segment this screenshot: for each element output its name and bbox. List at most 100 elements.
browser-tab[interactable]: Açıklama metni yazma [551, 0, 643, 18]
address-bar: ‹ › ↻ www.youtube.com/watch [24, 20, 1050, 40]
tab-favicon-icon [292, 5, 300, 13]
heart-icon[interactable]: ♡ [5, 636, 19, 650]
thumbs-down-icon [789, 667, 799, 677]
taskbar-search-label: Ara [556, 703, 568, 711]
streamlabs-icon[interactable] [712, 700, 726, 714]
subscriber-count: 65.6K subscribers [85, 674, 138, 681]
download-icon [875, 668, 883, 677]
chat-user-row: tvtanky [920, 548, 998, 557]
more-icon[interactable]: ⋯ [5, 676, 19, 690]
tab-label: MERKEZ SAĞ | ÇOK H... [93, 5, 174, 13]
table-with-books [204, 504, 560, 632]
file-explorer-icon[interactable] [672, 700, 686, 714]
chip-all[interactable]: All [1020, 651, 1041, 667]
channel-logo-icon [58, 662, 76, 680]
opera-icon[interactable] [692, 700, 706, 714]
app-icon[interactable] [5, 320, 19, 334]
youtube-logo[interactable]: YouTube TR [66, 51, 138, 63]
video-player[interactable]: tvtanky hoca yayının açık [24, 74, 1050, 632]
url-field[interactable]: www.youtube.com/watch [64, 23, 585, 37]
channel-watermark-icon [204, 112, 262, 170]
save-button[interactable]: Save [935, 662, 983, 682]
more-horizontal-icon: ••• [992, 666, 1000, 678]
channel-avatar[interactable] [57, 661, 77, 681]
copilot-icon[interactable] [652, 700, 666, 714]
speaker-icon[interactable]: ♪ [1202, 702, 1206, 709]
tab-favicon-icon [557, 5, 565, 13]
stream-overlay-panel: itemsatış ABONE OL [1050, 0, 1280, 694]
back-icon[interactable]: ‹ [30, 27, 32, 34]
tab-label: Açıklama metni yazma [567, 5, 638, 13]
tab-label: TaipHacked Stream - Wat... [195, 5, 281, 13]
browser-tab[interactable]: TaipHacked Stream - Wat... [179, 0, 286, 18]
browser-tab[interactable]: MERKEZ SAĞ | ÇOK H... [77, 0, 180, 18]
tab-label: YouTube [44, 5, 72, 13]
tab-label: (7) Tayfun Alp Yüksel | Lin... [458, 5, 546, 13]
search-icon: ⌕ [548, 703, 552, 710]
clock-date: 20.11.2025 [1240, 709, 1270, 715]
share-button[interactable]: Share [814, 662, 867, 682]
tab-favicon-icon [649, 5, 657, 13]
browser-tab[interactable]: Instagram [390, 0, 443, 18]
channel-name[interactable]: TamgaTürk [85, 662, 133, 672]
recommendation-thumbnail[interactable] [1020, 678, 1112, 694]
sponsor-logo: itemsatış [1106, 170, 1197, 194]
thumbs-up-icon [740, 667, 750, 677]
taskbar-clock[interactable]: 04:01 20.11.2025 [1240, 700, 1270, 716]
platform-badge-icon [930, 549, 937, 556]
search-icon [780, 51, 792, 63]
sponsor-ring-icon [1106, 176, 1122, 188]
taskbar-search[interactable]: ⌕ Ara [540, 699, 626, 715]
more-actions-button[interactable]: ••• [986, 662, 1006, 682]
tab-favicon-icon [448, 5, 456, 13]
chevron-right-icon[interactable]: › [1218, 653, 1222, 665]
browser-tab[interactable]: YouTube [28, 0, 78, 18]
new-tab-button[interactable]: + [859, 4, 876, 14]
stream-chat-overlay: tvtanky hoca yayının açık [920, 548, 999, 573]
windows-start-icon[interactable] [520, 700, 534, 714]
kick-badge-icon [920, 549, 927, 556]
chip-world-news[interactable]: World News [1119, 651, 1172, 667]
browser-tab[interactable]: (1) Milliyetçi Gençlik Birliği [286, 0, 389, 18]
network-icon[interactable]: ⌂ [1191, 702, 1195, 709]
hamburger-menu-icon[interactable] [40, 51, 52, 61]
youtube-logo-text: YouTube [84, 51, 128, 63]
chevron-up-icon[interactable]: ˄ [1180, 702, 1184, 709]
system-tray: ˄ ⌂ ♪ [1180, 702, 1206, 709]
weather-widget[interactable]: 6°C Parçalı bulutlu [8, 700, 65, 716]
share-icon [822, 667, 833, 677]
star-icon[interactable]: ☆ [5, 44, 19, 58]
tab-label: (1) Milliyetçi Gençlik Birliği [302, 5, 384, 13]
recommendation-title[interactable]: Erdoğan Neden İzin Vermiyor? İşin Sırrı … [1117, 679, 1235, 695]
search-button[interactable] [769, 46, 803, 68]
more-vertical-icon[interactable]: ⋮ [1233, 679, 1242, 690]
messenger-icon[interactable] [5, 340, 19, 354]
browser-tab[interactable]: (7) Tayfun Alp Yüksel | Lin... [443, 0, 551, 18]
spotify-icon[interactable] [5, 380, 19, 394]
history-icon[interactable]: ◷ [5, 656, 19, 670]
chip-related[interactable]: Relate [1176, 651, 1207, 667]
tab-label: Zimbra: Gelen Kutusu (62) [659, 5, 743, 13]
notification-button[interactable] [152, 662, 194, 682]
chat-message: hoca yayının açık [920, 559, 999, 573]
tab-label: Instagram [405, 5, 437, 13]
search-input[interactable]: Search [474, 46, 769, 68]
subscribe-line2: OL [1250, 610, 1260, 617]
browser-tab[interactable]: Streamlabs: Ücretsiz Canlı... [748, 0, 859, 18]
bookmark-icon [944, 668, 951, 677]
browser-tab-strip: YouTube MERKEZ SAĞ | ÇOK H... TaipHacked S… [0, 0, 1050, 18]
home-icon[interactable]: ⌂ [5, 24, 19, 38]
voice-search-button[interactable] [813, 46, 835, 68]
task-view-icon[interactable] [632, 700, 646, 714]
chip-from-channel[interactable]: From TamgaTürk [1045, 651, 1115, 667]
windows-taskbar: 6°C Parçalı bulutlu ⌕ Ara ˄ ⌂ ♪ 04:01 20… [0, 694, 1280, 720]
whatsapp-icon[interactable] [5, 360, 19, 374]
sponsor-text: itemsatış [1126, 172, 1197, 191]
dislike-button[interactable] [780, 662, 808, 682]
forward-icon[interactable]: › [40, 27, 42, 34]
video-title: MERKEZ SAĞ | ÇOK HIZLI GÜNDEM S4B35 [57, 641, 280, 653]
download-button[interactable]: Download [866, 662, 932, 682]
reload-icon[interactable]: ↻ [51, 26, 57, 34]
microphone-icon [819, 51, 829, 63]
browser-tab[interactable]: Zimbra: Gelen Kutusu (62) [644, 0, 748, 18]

════

Reproduce every one of the entries above line for line, with no change to any character.

» **Result**:
segment this screenshot: for each element output its name and bbox. List at most 100 elements.
browser-tab[interactable]: Açıklama metni yazma [551, 0, 643, 18]
address-bar: ‹ › ↻ www.youtube.com/watch [24, 20, 1050, 40]
tab-favicon-icon [292, 5, 300, 13]
heart-icon[interactable]: ♡ [5, 636, 19, 650]
thumbs-down-icon [789, 667, 799, 677]
taskbar-search-label: Ara [556, 703, 568, 711]
streamlabs-icon[interactable] [712, 700, 726, 714]
subscriber-count: 65.6K subscribers [85, 674, 138, 681]
download-icon [875, 668, 883, 677]
chat-user-row: tvtanky [920, 548, 998, 557]
more-icon[interactable]: ⋯ [5, 676, 19, 690]
tab-label: MERKEZ SAĞ | ÇOK H... [93, 5, 174, 13]
table-with-books [204, 504, 560, 632]
file-explorer-icon[interactable] [672, 700, 686, 714]
chip-all[interactable]: All [1020, 651, 1041, 667]
channel-logo-icon [58, 662, 76, 680]
opera-icon[interactable] [692, 700, 706, 714]
app-icon[interactable] [5, 320, 19, 334]
youtube-logo[interactable]: YouTube TR [66, 51, 138, 63]
video-player[interactable]: tvtanky hoca yayının açık [24, 74, 1050, 632]
url-field[interactable]: www.youtube.com/watch [64, 23, 585, 37]
channel-watermark-icon [204, 112, 262, 170]
save-button[interactable]: Save [935, 662, 983, 682]
more-horizontal-icon: ••• [992, 666, 1000, 678]
channel-avatar[interactable] [57, 661, 77, 681]
copilot-icon[interactable] [652, 700, 666, 714]
speaker-icon[interactable]: ♪ [1202, 702, 1206, 709]
tab-favicon-icon [557, 5, 565, 13]
stream-overlay-panel: itemsatış ABONE OL [1050, 0, 1280, 694]
back-icon[interactable]: ‹ [30, 27, 32, 34]
tab-label: Açıklama metni yazma [567, 5, 638, 13]
tab-label: TaipHacked Stream - Wat... [195, 5, 281, 13]
browser-tab[interactable]: TaipHacked Stream - Wat... [179, 0, 286, 18]
browser-tab[interactable]: MERKEZ SAĞ | ÇOK H... [77, 0, 180, 18]
tab-label: YouTube [44, 5, 72, 13]
tab-label: (7) Tayfun Alp Yüksel | Lin... [458, 5, 546, 13]
search-icon: ⌕ [548, 703, 552, 710]
clock-date: 20.11.2025 [1240, 709, 1270, 715]
share-button[interactable]: Share [814, 662, 867, 682]
tab-favicon-icon [649, 5, 657, 13]
browser-tab[interactable]: Instagram [390, 0, 443, 18]
channel-name[interactable]: TamgaTürk [85, 662, 133, 672]
recommendation-thumbnail[interactable] [1020, 678, 1112, 694]
sponsor-logo: itemsatış [1106, 170, 1197, 194]
thumbs-up-icon [740, 667, 750, 677]
taskbar-clock[interactable]: 04:01 20.11.2025 [1240, 700, 1270, 716]
platform-badge-icon [930, 549, 937, 556]
search-icon [780, 51, 792, 63]
sponsor-ring-icon [1106, 176, 1122, 188]
taskbar-search[interactable]: ⌕ Ara [540, 699, 626, 715]
more-actions-button[interactable]: ••• [986, 662, 1006, 682]
tab-favicon-icon [448, 5, 456, 13]
chevron-right-icon[interactable]: › [1218, 653, 1222, 665]
browser-tab[interactable]: YouTube [28, 0, 78, 18]
new-tab-button[interactable]: + [859, 4, 876, 14]
stream-chat-overlay: tvtanky hoca yayının açık [920, 548, 999, 573]
windows-start-icon[interactable] [520, 700, 534, 714]
kick-badge-icon [920, 549, 927, 556]
chip-world-news[interactable]: World News [1119, 651, 1172, 667]
browser-tab[interactable]: (1) Milliyetçi Gençlik Birliği [286, 0, 389, 18]
network-icon[interactable]: ⌂ [1191, 702, 1195, 709]
hamburger-menu-icon[interactable] [40, 51, 52, 61]
youtube-logo-text: YouTube [84, 51, 128, 63]
chevron-up-icon[interactable]: ˄ [1180, 702, 1184, 709]
system-tray: ˄ ⌂ ♪ [1180, 702, 1206, 709]
weather-widget[interactable]: 6°C Parçalı bulutlu [8, 700, 65, 716]
share-icon [822, 667, 833, 677]
star-icon[interactable]: ☆ [5, 44, 19, 58]
tab-label: (1) Milliyetçi Gençlik Birliği [302, 5, 384, 13]
recommendation-title[interactable]: Erdoğan Neden İzin Vermiyor? İşin Sırrı … [1117, 679, 1235, 695]
search-button[interactable] [769, 46, 803, 68]
more-vertical-icon[interactable]: ⋮ [1233, 679, 1242, 690]
messenger-icon[interactable] [5, 340, 19, 354]
browser-tab[interactable]: (7) Tayfun Alp Yüksel | Lin... [443, 0, 551, 18]
spotify-icon[interactable] [5, 380, 19, 394]
history-icon[interactable]: ◷ [5, 656, 19, 670]
chip-related[interactable]: Relate [1176, 651, 1207, 667]
tab-label: Zimbra: Gelen Kutusu (62) [659, 5, 743, 13]
notification-button[interactable] [152, 662, 194, 682]
chat-message: hoca yayının açık [920, 559, 999, 573]
tab-label: Instagram [405, 5, 437, 13]
search-input[interactable]: Search [474, 46, 769, 68]
subscribe-line2: OL [1250, 610, 1260, 617]
browser-tab[interactable]: Streamlabs: Ücretsiz Canlı... [748, 0, 859, 18]
bookmark-icon [944, 668, 951, 677]
browser-tab-strip: YouTube MERKEZ SAĞ | ÇOK H... TaipHacked S… [0, 0, 1050, 18]
home-icon[interactable]: ⌂ [5, 24, 19, 38]
voice-search-button[interactable] [813, 46, 835, 68]
task-view-icon[interactable] [632, 700, 646, 714]
chip-from-channel[interactable]: From TamgaTürk [1045, 651, 1115, 667]
windows-taskbar: 6°C Parçalı bulutlu ⌕ Ara ˄ ⌂ ♪ 04:01 20… [0, 694, 1280, 720]
whatsapp-icon[interactable] [5, 360, 19, 374]
sponsor-text: itemsatış [1126, 172, 1197, 191]
dislike-button[interactable] [780, 662, 808, 682]
forward-icon[interactable]: › [40, 27, 42, 34]
video-title: MERKEZ SAĞ | ÇOK HIZLI GÜNDEM S4B35 [57, 641, 280, 653]
download-button[interactable]: Download [866, 662, 932, 682]
reload-icon[interactable]: ↻ [51, 26, 57, 34]
microphone-icon [819, 51, 829, 63]
browser-tab[interactable]: Zimbra: Gelen Kutusu (62) [644, 0, 748, 18]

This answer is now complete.